# Given instruction:
What is the number of lines in these entries that contain "灵活就业人员"? State it alone.

# Listed records:
** Start **

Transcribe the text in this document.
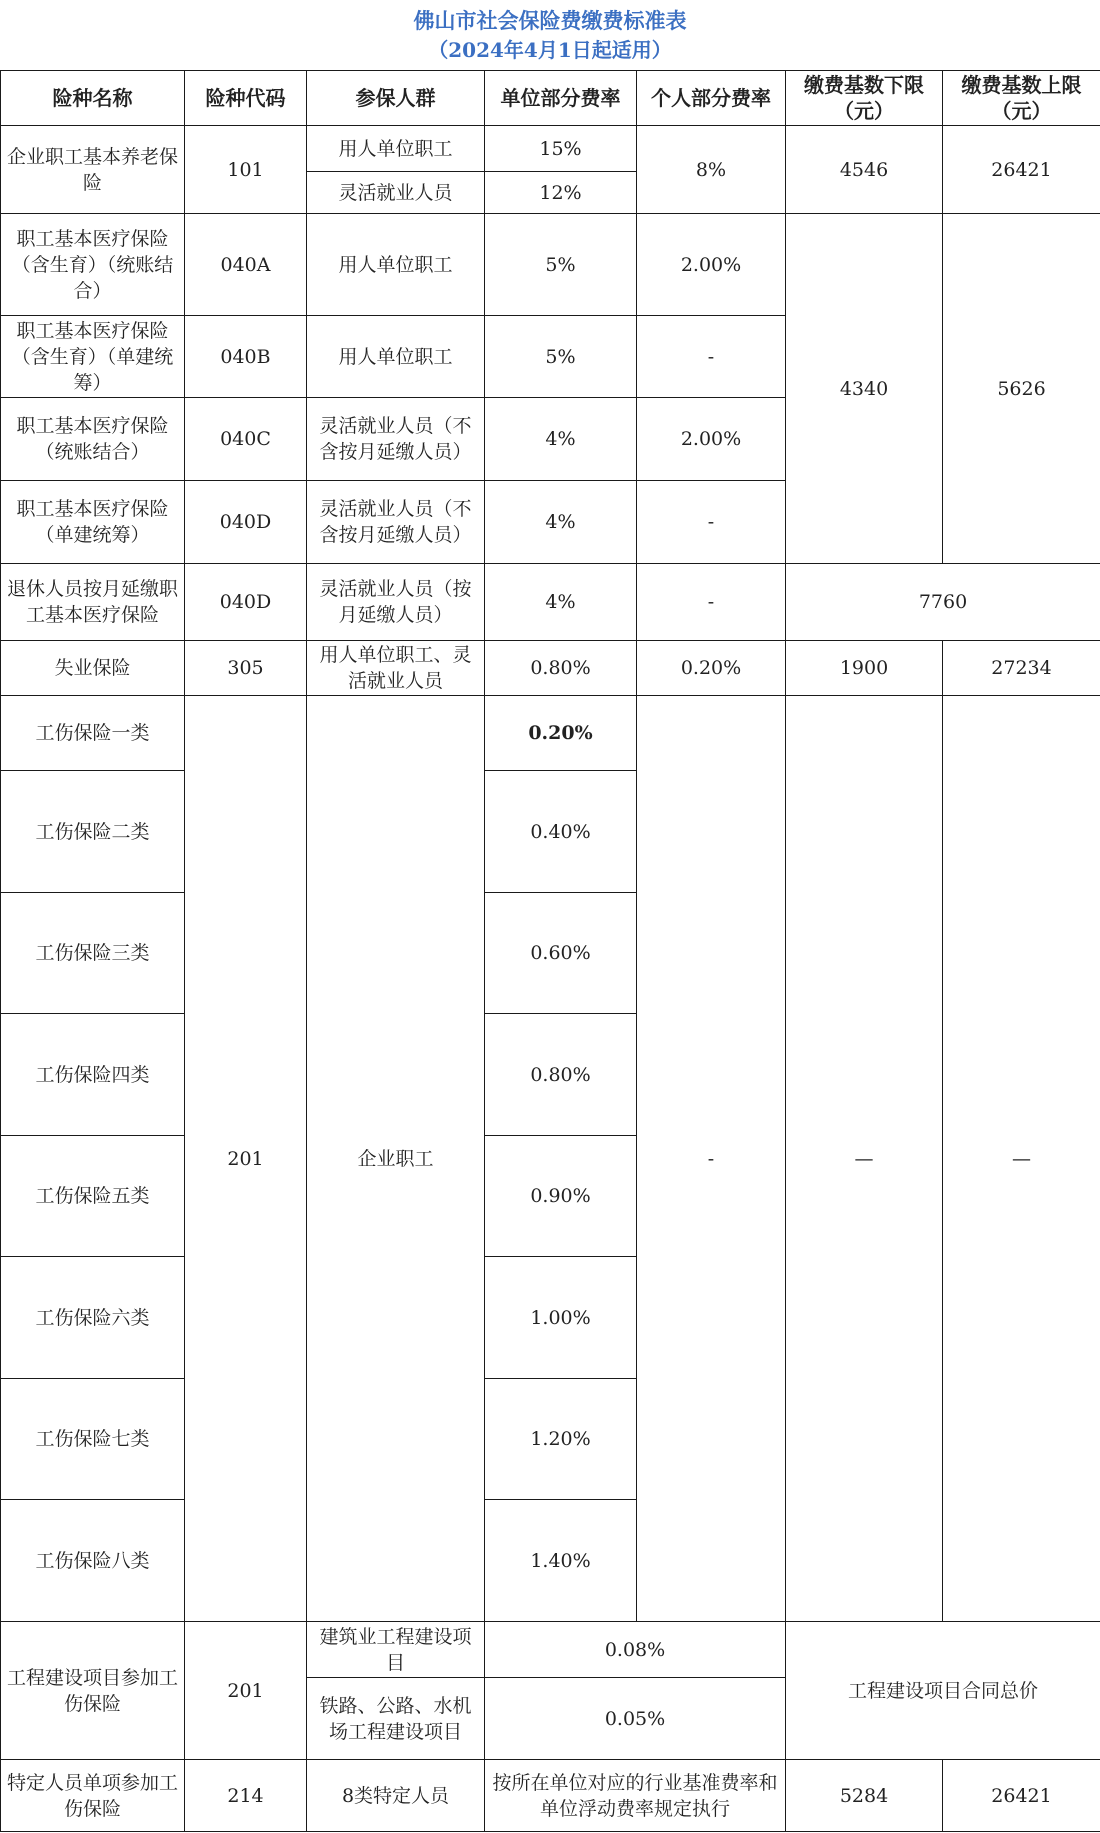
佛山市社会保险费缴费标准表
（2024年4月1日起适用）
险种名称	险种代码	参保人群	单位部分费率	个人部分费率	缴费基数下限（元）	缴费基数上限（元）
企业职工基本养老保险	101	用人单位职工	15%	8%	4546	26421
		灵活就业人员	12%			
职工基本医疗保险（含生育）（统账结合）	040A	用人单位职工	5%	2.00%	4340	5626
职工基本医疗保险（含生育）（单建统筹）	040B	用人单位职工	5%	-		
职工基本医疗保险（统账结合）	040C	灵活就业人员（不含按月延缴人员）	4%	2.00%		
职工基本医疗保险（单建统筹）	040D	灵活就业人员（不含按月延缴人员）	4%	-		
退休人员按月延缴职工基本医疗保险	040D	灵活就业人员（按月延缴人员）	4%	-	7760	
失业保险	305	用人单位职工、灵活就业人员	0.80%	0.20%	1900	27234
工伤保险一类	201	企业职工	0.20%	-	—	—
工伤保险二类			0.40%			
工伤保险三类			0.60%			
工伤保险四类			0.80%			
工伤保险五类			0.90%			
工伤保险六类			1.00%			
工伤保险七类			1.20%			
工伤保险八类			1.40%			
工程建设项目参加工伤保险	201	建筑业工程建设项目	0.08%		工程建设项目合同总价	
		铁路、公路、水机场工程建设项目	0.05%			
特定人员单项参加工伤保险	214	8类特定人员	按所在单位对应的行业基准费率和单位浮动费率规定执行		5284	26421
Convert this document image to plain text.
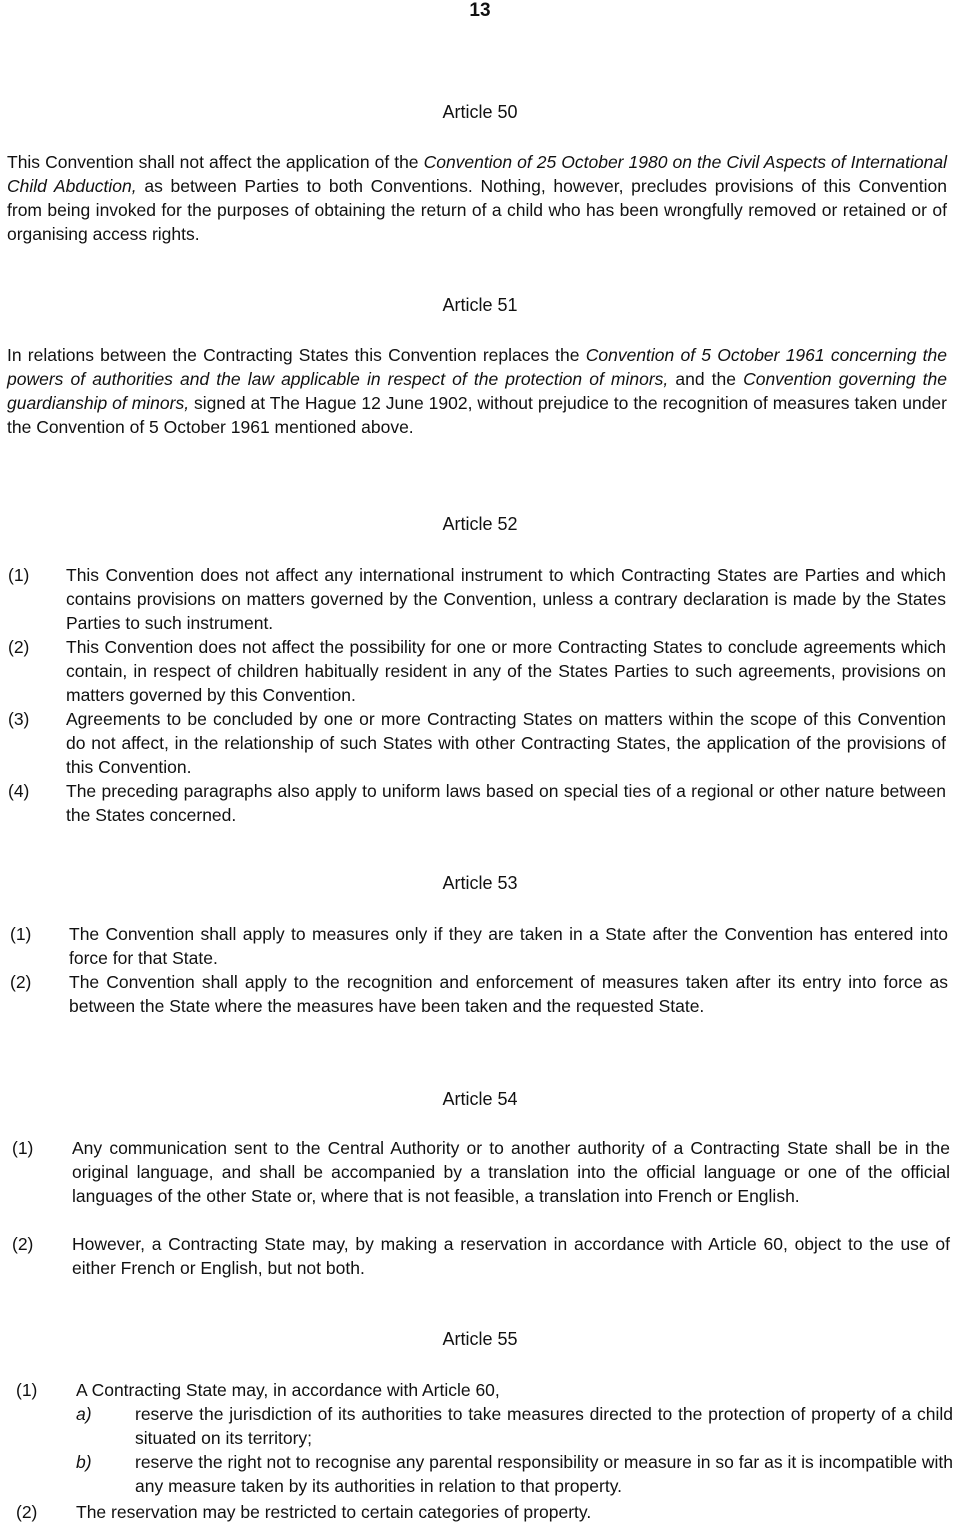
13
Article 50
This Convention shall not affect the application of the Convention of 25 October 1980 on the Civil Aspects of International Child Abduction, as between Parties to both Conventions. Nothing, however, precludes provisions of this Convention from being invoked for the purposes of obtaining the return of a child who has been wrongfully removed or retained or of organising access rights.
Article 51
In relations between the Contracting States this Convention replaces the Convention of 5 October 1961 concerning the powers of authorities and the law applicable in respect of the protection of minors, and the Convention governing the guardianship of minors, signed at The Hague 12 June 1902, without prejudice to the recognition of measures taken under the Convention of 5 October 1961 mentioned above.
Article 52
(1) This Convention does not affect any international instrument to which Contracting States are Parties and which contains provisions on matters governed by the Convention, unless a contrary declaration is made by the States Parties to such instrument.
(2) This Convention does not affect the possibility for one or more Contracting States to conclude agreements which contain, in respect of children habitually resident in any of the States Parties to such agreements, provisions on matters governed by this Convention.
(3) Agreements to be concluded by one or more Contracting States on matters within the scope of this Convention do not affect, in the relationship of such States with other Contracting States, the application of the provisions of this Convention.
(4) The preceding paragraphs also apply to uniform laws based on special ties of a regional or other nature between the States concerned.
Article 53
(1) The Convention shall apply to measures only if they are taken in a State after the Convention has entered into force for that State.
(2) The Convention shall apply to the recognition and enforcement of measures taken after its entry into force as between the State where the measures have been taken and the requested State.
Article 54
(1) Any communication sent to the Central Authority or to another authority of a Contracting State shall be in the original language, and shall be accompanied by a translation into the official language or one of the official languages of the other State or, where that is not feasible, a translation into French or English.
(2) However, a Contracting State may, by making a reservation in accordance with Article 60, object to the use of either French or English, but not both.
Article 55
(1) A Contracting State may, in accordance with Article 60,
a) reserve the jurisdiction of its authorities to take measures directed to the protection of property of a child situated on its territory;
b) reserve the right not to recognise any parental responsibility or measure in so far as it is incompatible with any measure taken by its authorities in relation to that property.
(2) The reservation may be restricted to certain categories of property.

** End **

# Task result:
5